--- Exercise objective ---
Keep only those lines of the records that include the string "date".

--- Dataset entries on figures ---
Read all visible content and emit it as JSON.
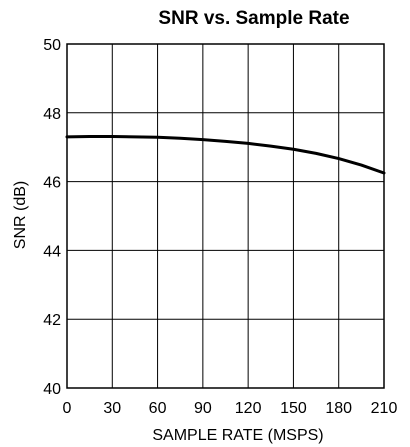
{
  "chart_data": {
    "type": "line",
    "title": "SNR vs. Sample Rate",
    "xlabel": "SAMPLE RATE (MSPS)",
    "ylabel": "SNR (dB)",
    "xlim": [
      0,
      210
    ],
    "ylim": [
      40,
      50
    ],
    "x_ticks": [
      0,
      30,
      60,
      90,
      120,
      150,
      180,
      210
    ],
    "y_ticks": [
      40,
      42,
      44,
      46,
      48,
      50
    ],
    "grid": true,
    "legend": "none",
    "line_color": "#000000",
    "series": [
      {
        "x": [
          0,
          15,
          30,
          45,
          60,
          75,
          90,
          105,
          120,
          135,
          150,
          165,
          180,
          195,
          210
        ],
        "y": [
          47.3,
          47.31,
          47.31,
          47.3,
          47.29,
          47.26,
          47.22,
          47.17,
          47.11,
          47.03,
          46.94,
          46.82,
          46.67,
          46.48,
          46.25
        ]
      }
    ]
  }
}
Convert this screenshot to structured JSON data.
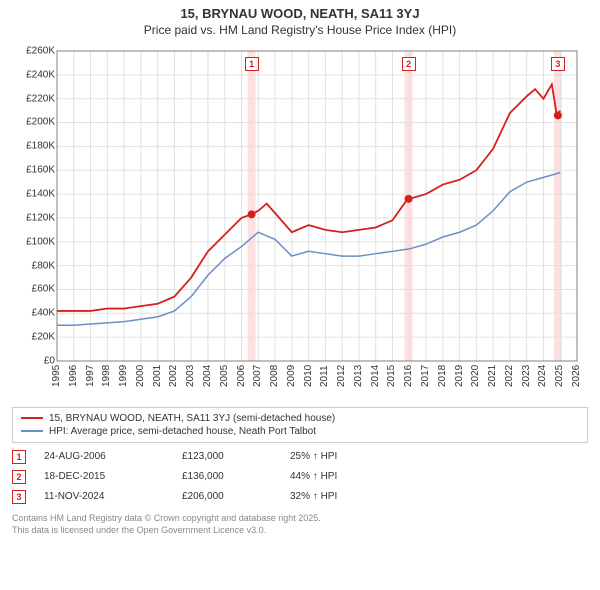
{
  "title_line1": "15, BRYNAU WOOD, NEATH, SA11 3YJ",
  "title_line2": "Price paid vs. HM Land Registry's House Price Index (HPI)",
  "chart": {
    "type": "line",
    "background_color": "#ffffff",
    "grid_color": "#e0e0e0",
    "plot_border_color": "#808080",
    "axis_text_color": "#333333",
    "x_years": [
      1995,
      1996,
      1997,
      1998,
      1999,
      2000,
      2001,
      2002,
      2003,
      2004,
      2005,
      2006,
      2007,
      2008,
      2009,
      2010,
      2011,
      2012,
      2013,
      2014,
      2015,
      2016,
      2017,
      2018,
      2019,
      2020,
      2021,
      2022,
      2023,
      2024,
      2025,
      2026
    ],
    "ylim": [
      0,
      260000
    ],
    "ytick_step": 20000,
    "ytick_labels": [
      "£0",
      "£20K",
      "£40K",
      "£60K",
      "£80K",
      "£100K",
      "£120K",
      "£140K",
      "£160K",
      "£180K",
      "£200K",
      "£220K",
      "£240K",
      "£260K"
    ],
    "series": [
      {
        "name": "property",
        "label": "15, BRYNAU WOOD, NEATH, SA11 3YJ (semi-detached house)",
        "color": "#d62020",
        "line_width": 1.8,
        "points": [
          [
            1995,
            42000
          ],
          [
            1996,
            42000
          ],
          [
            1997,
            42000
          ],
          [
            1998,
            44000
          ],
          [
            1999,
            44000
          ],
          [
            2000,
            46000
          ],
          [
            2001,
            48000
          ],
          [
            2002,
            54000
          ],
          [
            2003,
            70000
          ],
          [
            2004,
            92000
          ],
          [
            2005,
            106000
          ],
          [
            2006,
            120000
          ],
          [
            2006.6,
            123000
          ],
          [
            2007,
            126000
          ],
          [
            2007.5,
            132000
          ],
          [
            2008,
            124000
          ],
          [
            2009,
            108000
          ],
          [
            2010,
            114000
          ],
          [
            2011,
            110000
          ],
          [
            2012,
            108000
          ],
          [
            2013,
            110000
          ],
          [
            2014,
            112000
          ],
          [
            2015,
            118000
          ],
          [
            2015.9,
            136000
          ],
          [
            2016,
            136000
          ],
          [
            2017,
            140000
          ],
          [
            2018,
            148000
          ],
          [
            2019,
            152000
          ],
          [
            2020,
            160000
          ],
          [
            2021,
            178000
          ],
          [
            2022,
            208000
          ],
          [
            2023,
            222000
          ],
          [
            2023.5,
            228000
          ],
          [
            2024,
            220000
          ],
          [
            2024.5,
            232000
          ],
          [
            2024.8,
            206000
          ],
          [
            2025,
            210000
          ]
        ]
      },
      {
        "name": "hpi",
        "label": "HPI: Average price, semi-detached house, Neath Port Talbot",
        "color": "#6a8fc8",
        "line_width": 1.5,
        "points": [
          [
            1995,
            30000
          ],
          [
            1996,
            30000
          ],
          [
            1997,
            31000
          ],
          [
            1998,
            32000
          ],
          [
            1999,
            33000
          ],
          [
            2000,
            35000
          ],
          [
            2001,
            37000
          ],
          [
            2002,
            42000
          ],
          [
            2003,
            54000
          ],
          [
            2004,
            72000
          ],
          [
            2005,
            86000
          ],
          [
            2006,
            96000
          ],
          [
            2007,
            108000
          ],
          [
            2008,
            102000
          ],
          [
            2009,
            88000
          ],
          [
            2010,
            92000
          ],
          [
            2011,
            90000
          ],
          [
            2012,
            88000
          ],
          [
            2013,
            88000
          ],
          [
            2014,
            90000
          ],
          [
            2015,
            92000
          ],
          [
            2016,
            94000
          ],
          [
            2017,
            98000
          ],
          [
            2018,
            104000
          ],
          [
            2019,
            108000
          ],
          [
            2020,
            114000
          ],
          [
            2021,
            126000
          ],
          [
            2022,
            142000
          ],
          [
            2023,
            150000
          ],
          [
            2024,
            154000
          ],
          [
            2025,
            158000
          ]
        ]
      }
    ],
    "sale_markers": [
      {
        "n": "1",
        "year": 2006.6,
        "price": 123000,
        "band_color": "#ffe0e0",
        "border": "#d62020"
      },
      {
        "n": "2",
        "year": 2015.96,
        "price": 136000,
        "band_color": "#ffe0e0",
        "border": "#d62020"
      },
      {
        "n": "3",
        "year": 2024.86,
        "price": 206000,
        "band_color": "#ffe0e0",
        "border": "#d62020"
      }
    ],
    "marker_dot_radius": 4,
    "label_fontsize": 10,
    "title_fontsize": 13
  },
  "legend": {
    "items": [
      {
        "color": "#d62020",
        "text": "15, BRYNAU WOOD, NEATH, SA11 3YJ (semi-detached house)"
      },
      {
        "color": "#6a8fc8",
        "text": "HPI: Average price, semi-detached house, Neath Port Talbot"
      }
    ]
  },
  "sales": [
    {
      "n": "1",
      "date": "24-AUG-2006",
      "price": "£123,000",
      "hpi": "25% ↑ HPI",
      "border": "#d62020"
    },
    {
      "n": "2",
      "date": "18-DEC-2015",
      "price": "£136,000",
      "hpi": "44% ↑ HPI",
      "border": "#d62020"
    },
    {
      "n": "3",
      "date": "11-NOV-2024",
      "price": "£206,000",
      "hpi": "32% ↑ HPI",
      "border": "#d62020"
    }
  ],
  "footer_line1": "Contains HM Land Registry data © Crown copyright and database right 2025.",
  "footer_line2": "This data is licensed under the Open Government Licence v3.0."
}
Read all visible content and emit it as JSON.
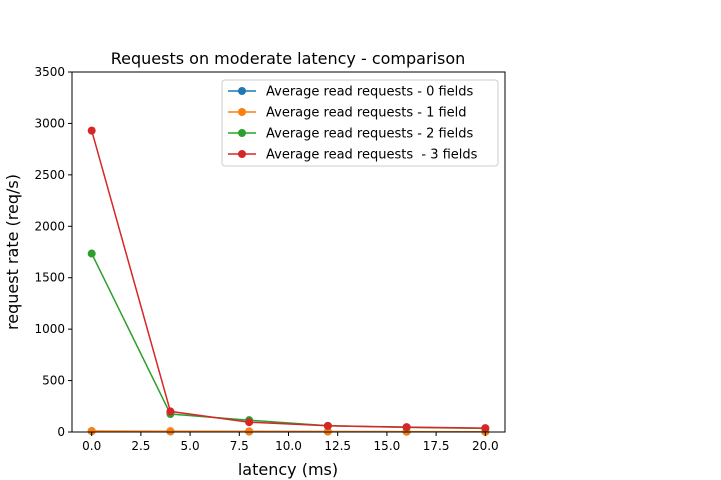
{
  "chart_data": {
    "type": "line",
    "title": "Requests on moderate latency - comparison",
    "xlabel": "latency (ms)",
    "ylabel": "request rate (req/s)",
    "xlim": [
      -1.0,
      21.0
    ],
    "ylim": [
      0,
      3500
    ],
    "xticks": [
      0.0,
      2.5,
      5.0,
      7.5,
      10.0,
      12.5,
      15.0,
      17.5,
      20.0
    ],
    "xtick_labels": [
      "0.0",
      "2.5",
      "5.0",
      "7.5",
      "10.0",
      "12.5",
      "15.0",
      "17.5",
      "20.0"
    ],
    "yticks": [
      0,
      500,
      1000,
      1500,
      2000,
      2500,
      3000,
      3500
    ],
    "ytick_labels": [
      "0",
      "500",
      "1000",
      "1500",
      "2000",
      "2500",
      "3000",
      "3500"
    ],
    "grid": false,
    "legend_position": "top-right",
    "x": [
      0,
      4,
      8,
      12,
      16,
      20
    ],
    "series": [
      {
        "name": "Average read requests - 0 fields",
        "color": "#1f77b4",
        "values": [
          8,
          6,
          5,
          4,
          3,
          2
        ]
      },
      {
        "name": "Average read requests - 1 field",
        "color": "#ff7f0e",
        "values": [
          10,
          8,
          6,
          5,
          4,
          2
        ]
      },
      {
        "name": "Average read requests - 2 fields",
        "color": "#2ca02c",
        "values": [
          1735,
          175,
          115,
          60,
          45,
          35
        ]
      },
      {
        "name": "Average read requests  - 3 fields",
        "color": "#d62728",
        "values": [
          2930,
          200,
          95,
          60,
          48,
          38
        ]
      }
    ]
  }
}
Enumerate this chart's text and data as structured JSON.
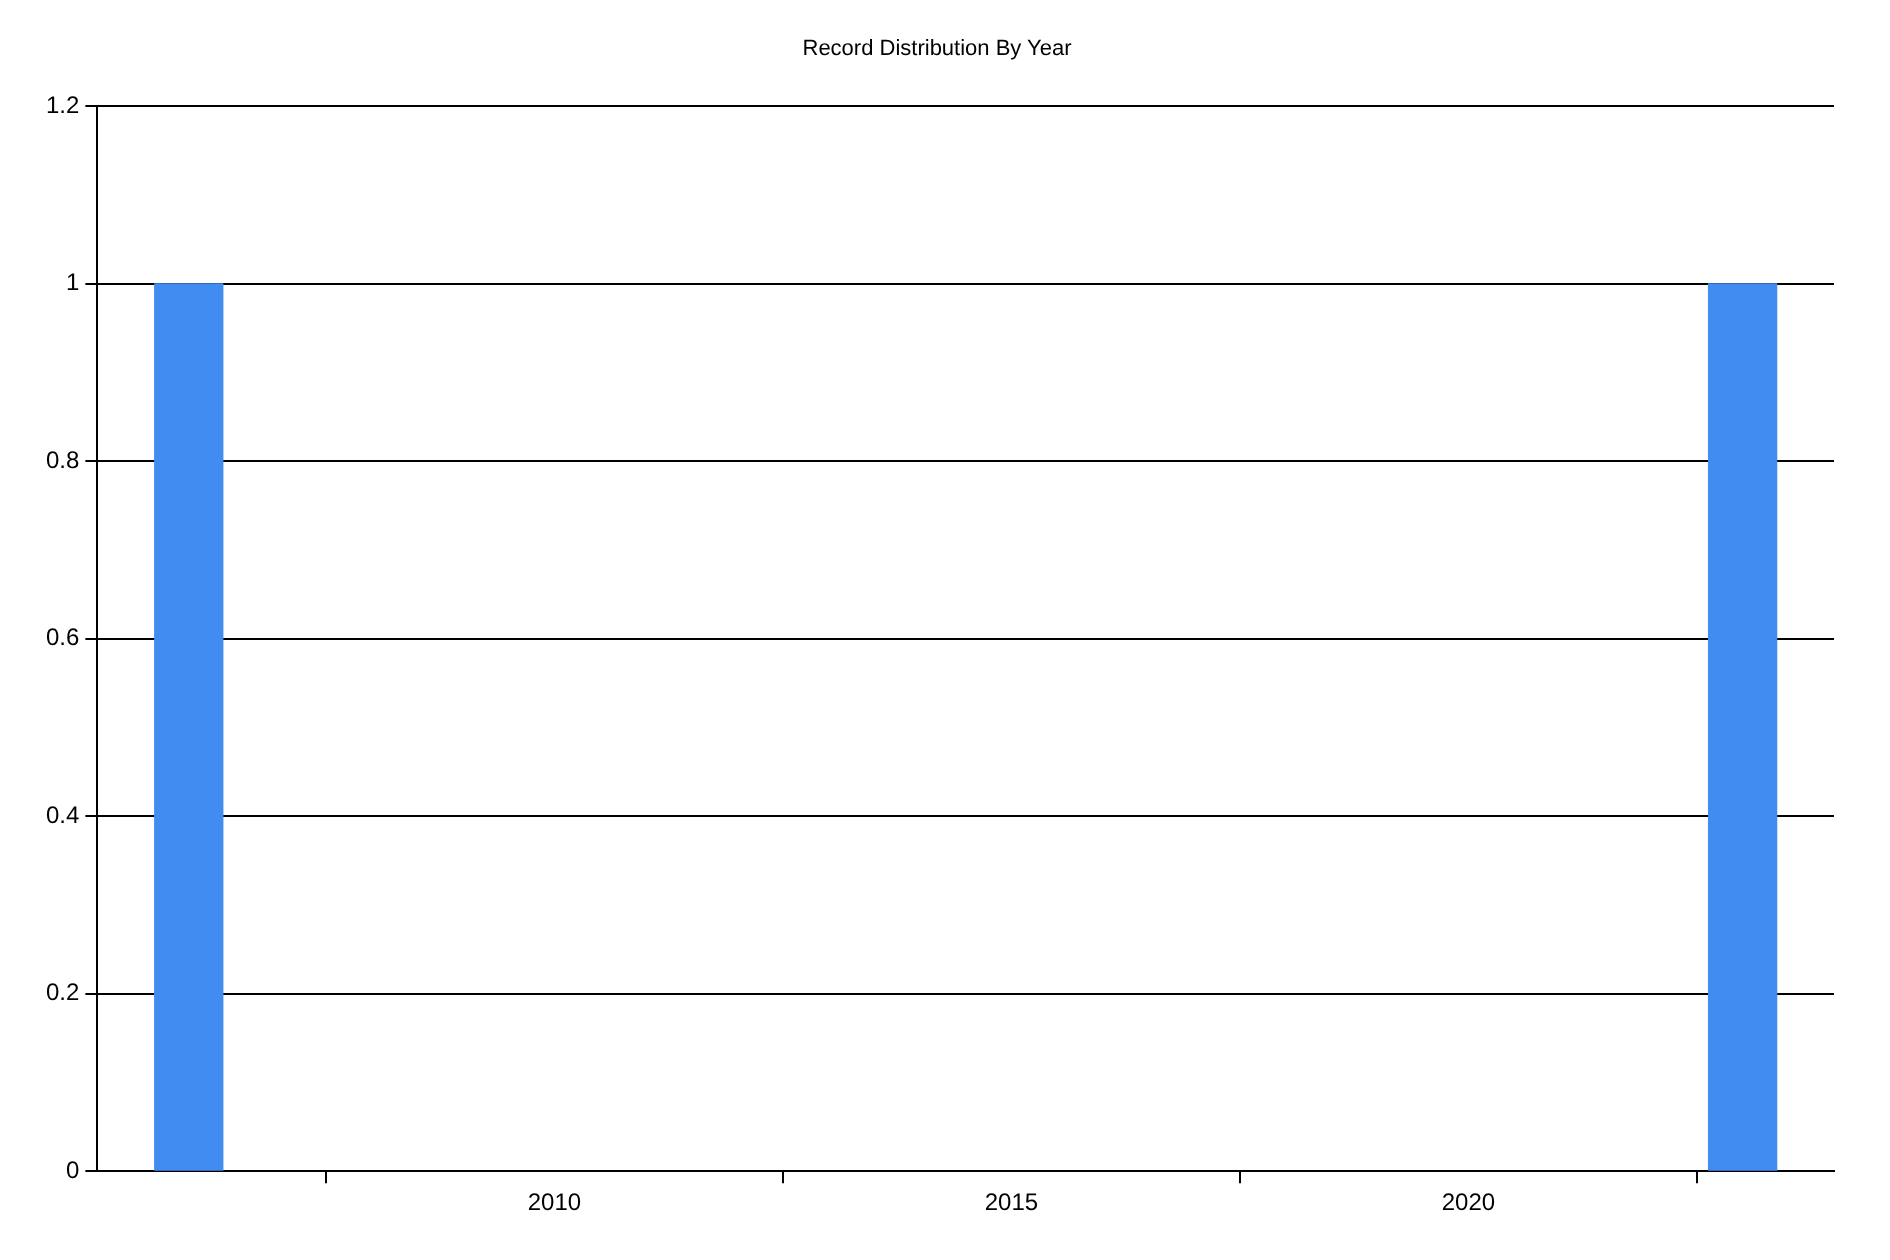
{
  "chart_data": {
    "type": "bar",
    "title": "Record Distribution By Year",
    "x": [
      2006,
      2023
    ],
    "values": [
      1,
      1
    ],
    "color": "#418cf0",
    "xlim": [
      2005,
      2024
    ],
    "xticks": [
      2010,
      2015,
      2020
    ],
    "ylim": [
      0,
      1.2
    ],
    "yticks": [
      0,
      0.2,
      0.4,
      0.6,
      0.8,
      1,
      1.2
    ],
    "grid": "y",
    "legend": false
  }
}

--- Result of this exercise ---
      "date": "24-AUG-2006",
      "date": "18-DEC-2015",
      "date": "11-NOV-2024",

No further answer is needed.